-- start Records --
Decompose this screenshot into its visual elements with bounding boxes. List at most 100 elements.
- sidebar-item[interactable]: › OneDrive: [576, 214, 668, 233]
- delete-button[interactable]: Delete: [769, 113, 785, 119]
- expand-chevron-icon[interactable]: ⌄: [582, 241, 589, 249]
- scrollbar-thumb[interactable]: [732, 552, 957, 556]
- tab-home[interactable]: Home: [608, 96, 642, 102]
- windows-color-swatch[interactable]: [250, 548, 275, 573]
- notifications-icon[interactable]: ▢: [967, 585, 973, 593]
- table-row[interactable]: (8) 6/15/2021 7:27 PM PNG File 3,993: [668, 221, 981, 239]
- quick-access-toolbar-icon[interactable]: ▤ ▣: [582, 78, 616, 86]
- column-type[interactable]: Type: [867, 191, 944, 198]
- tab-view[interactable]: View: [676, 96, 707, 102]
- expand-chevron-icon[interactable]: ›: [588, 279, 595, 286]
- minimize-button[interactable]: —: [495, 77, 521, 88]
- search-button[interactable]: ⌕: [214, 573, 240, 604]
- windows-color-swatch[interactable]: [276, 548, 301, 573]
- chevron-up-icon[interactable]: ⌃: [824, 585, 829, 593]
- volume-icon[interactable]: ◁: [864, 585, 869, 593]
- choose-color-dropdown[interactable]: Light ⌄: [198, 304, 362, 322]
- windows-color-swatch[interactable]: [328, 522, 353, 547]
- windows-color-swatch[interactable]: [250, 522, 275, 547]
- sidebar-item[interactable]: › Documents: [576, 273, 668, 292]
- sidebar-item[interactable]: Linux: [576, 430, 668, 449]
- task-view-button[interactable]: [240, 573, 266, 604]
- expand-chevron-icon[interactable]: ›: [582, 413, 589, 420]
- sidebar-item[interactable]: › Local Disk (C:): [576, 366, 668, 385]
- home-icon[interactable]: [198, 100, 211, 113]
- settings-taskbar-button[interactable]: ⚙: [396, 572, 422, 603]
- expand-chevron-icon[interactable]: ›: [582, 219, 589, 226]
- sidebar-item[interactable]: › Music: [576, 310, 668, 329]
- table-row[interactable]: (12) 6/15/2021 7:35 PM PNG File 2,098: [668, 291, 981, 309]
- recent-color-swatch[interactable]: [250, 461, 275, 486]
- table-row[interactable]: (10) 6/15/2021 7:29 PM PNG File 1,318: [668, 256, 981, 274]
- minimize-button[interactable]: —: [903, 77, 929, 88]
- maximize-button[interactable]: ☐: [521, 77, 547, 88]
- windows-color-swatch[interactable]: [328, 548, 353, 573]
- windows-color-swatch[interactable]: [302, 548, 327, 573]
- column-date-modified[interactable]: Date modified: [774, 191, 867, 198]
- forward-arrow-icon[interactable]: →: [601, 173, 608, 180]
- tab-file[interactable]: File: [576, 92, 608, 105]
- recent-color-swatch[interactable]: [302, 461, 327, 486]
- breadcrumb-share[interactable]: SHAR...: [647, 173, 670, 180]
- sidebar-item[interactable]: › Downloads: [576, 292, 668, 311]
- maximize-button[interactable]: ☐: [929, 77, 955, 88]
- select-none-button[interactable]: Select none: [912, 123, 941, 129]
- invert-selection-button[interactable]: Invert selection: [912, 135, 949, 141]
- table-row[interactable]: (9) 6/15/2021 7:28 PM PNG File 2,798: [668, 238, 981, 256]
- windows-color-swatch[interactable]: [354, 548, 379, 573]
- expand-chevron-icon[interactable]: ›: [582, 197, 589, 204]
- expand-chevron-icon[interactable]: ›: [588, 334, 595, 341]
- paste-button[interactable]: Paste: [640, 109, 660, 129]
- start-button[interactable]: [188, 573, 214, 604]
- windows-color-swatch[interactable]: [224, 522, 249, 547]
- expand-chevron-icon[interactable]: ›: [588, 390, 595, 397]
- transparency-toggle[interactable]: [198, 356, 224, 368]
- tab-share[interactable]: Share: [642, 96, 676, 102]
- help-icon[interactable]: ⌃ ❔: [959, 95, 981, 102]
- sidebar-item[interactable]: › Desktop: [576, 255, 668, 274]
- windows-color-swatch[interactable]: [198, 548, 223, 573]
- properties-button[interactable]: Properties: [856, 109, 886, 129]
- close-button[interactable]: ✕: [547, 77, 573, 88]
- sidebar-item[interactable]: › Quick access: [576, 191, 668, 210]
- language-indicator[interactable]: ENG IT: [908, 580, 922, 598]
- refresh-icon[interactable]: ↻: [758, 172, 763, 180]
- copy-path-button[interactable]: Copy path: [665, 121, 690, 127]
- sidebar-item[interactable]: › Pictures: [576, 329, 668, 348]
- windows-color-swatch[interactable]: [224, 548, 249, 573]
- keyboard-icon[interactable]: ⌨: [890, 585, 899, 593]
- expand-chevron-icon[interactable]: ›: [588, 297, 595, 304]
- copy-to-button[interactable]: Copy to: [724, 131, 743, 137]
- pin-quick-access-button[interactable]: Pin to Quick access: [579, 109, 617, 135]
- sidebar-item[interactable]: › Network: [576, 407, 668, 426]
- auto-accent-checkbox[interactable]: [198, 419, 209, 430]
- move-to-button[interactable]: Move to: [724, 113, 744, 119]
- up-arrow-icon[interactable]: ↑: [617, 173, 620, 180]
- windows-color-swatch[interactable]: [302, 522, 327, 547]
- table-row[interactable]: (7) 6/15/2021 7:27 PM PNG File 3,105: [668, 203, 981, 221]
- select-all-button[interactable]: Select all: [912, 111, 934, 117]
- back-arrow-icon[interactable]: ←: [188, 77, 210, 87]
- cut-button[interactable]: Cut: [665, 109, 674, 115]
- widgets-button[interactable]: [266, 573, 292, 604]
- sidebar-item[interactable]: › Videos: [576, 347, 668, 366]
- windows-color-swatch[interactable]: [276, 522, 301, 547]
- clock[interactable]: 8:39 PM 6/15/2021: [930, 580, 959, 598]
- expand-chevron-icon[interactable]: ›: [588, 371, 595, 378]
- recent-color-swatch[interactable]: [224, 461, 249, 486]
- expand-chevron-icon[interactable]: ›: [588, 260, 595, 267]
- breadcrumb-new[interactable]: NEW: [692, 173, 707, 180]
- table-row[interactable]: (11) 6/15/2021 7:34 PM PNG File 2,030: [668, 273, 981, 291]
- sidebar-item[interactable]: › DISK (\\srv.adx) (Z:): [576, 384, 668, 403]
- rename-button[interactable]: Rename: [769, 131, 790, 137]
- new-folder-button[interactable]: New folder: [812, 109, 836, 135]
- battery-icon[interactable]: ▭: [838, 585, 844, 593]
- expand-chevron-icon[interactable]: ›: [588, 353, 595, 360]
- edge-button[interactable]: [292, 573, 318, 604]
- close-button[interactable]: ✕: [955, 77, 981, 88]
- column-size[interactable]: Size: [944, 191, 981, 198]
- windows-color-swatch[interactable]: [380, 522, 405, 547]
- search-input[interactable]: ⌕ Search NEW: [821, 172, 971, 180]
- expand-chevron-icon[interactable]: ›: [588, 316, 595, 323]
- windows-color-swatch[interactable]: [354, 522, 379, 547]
-- end Records --
Turn the lines above into a Markdown table with two columns, Number and Record line, giving each line its own row and leaving out blank lines.

### Written answer
| Number | Record line |
|---|---|
| 1 | Decompose this screenshot into its visual elements with bounding boxes. List at most 100 elements. |
| 2 | - sidebar-item[interactable]: › OneDrive: [576, 214, 668, 233] |
| 3 | - delete-button[interactable]: Delete: [769, 113, 785, 119] |
| 4 | - expand-chevron-icon[interactable]: ⌄: [582, 241, 589, 249] |
| 5 | - scrollbar-thumb[interactable]: [732, 552, 957, 556] |
| 6 | - tab-home[interactable]: Home: [608, 96, 642, 102] |
| 7 | - windows-color-swatch[interactable]: [250, 548, 275, 573] |
| 8 | - notifications-icon[interactable]: ▢: [967, 585, 973, 593] |
| 9 | - table-row[interactable]: (8) 6/15/2021 7:27 PM PNG File 3,993: [668, 221, 981, 239] |
| 10 | - quick-access-toolbar-icon[interactable]: ▤ ▣: [582, 78, 616, 86] |
| 11 | - column-type[interactable]: Type: [867, 191, 944, 198] |
| 12 | - tab-view[interactable]: View: [676, 96, 707, 102] |
| 13 | - expand-chevron-icon[interactable]: ›: [588, 279, 595, 286] |
| 14 | - minimize-button[interactable]: —: [495, 77, 521, 88] |
| 15 | - search-button[interactable]: ⌕: [214, 573, 240, 604] |
| 16 | - windows-color-swatch[interactable]: [276, 548, 301, 573] |
| 17 | - chevron-up-icon[interactable]: ⌃: [824, 585, 829, 593] |
| 18 | - volume-icon[interactable]: ◁: [864, 585, 869, 593] |
| 19 | - choose-color-dropdown[interactable]: Light ⌄: [198, 304, 362, 322] |
| 20 | - windows-color-swatch[interactable]: [328, 522, 353, 547] |
| 21 | - windows-color-swatch[interactable]: [250, 522, 275, 547] |
| 22 | - sidebar-item[interactable]: › Documents: [576, 273, 668, 292] |
| 23 | - sidebar-item[interactable]: Linux: [576, 430, 668, 449] |
| 24 | - task-view-button[interactable]: [240, 573, 266, 604] |
| 25 | - expand-chevron-icon[interactable]: ›: [582, 413, 589, 420] |
| 26 | - sidebar-item[interactable]: › Local Disk (C:): [576, 366, 668, 385] |
| 27 | - home-icon[interactable]: [198, 100, 211, 113] |
| 28 | - settings-taskbar-button[interactable]: ⚙: [396, 572, 422, 603] |
| 29 | - expand-chevron-icon[interactable]: ›: [582, 219, 589, 226] |
| 30 | - sidebar-item[interactable]: › Music: [576, 310, 668, 329] |
| 31 | - table-row[interactable]: (12) 6/15/2021 7:35 PM PNG File 2,098: [668, 291, 981, 309] |
| 32 | - recent-color-swatch[interactable]: [250, 461, 275, 486] |
| 33 | - table-row[interactable]: (10) 6/15/2021 7:29 PM PNG File 1,318: [668, 256, 981, 274] |
| 34 | - minimize-button[interactable]: —: [903, 77, 929, 88] |
| 35 | - maximize-button[interactable]: ☐: [521, 77, 547, 88] |
| 36 | - windows-color-swatch[interactable]: [328, 548, 353, 573] |
| 37 | - windows-color-swatch[interactable]: [302, 548, 327, 573] |
| 38 | - column-date-modified[interactable]: Date modified: [774, 191, 867, 198] |
| 39 | - forward-arrow-icon[interactable]: →: [601, 173, 608, 180] |
| 40 | - tab-file[interactable]: File: [576, 92, 608, 105] |
| 41 | - recent-color-swatch[interactable]: [302, 461, 327, 486] |
| 42 | - breadcrumb-share[interactable]: SHAR...: [647, 173, 670, 180] |
| 43 | - sidebar-item[interactable]: › Downloads: [576, 292, 668, 311] |
| 44 | - maximize-button[interactable]: ☐: [929, 77, 955, 88] |
| 45 | - select-none-button[interactable]: Select none: [912, 123, 941, 129] |
| 46 | - invert-selection-button[interactable]: Invert selection: [912, 135, 949, 141] |
| 47 | - table-row[interactable]: (9) 6/15/2021 7:28 PM PNG File 2,798: [668, 238, 981, 256] |
| 48 | - windows-color-swatch[interactable]: [354, 548, 379, 573] |
| 49 | - expand-chevron-icon[interactable]: ›: [582, 197, 589, 204] |
| 50 | - expand-chevron-icon[interactable]: ›: [588, 334, 595, 341] |
| 51 | - paste-button[interactable]: Paste: [640, 109, 660, 129] |
| 52 | - start-button[interactable]: [188, 573, 214, 604] |
| 53 | - windows-color-swatch[interactable]: [224, 522, 249, 547] |
| 54 | - expand-chevron-icon[interactable]: ›: [588, 390, 595, 397] |
| 55 | - transparency-toggle[interactable]: [198, 356, 224, 368] |
| 56 | - tab-share[interactable]: Share: [642, 96, 676, 102] |
| 57 | - help-icon[interactable]: ⌃ ❔: [959, 95, 981, 102] |
| 58 | - sidebar-item[interactable]: › Desktop: [576, 255, 668, 274] |
| 59 | - windows-color-swatch[interactable]: [198, 548, 223, 573] |
| 60 | - properties-button[interactable]: Properties: [856, 109, 886, 129] |
| 61 | - close-button[interactable]: ✕: [547, 77, 573, 88] |
| 62 | - sidebar-item[interactable]: › Quick access: [576, 191, 668, 210] |
| 63 | - language-indicator[interactable]: ENG IT: [908, 580, 922, 598] |
| 64 | - refresh-icon[interactable]: ↻: [758, 172, 763, 180] |
| 65 | - copy-path-button[interactable]: Copy path: [665, 121, 690, 127] |
| 66 | - sidebar-item[interactable]: › Pictures: [576, 329, 668, 348] |
| 67 | - windows-color-swatch[interactable]: [224, 548, 249, 573] |
| 68 | - keyboard-icon[interactable]: ⌨: [890, 585, 899, 593] |
| 69 | - expand-chevron-icon[interactable]: ›: [588, 297, 595, 304] |
| 70 | - copy-to-button[interactable]: Copy to: [724, 131, 743, 137] |
| 71 | - pin-quick-access-button[interactable]: Pin to Quick access: [579, 109, 617, 135] |
| 72 | - sidebar-item[interactable]: › Network: [576, 407, 668, 426] |
| 73 | - auto-accent-checkbox[interactable]: [198, 419, 209, 430] |
| 74 | - move-to-button[interactable]: Move to: [724, 113, 744, 119] |
| 75 | - up-arrow-icon[interactable]: ↑: [617, 173, 620, 180] |
| 76 | - windows-color-swatch[interactable]: [302, 522, 327, 547] |
| 77 | - table-row[interactable]: (7) 6/15/2021 7:27 PM PNG File 3,105: [668, 203, 981, 221] |
| 78 | - select-all-button[interactable]: Select all: [912, 111, 934, 117] |
| 79 | - back-arrow-icon[interactable]: ←: [188, 77, 210, 87] |
| 80 | - cut-button[interactable]: Cut: [665, 109, 674, 115] |
| 81 | - widgets-button[interactable]: [266, 573, 292, 604] |
| 82 | - sidebar-item[interactable]: › Videos: [576, 347, 668, 366] |
| 83 | - windows-color-swatch[interactable]: [276, 522, 301, 547] |
| 84 | - clock[interactable]: 8:39 PM 6/15/2021: [930, 580, 959, 598] |
| 85 | - expand-chevron-icon[interactable]: ›: [588, 371, 595, 378] |
| 86 | - recent-color-swatch[interactable]: [224, 461, 249, 486] |
| 87 | - expand-chevron-icon[interactable]: ›: [588, 260, 595, 267] |
| 88 | - breadcrumb-new[interactable]: NEW: [692, 173, 707, 180] |
| 89 | - table-row[interactable]: (11) 6/15/2021 7:34 PM PNG File 2,030: [668, 273, 981, 291] |
| 90 | - sidebar-item[interactable]: › DISK (\\srv.adx) (Z:): [576, 384, 668, 403] |
| 91 | - rename-button[interactable]: Rename: [769, 131, 790, 137] |
| 92 | - new-folder-button[interactable]: New folder: [812, 109, 836, 135] |
| 93 | - battery-icon[interactable]: ▭: [838, 585, 844, 593] |
| 94 | - expand-chevron-icon[interactable]: ›: [588, 353, 595, 360] |
| 95 | - edge-button[interactable]: [292, 573, 318, 604] |
| 96 | - close-button[interactable]: ✕: [955, 77, 981, 88] |
| 97 | - column-size[interactable]: Size: [944, 191, 981, 198] |
| 98 | - windows-color-swatch[interactable]: [380, 522, 405, 547] |
| 99 | - search-input[interactable]: ⌕ Search NEW: [821, 172, 971, 180] |
| 100 | - expand-chevron-icon[interactable]: ›: [588, 316, 595, 323] |
| 101 | - windows-color-swatch[interactable]: [354, 522, 379, 547] |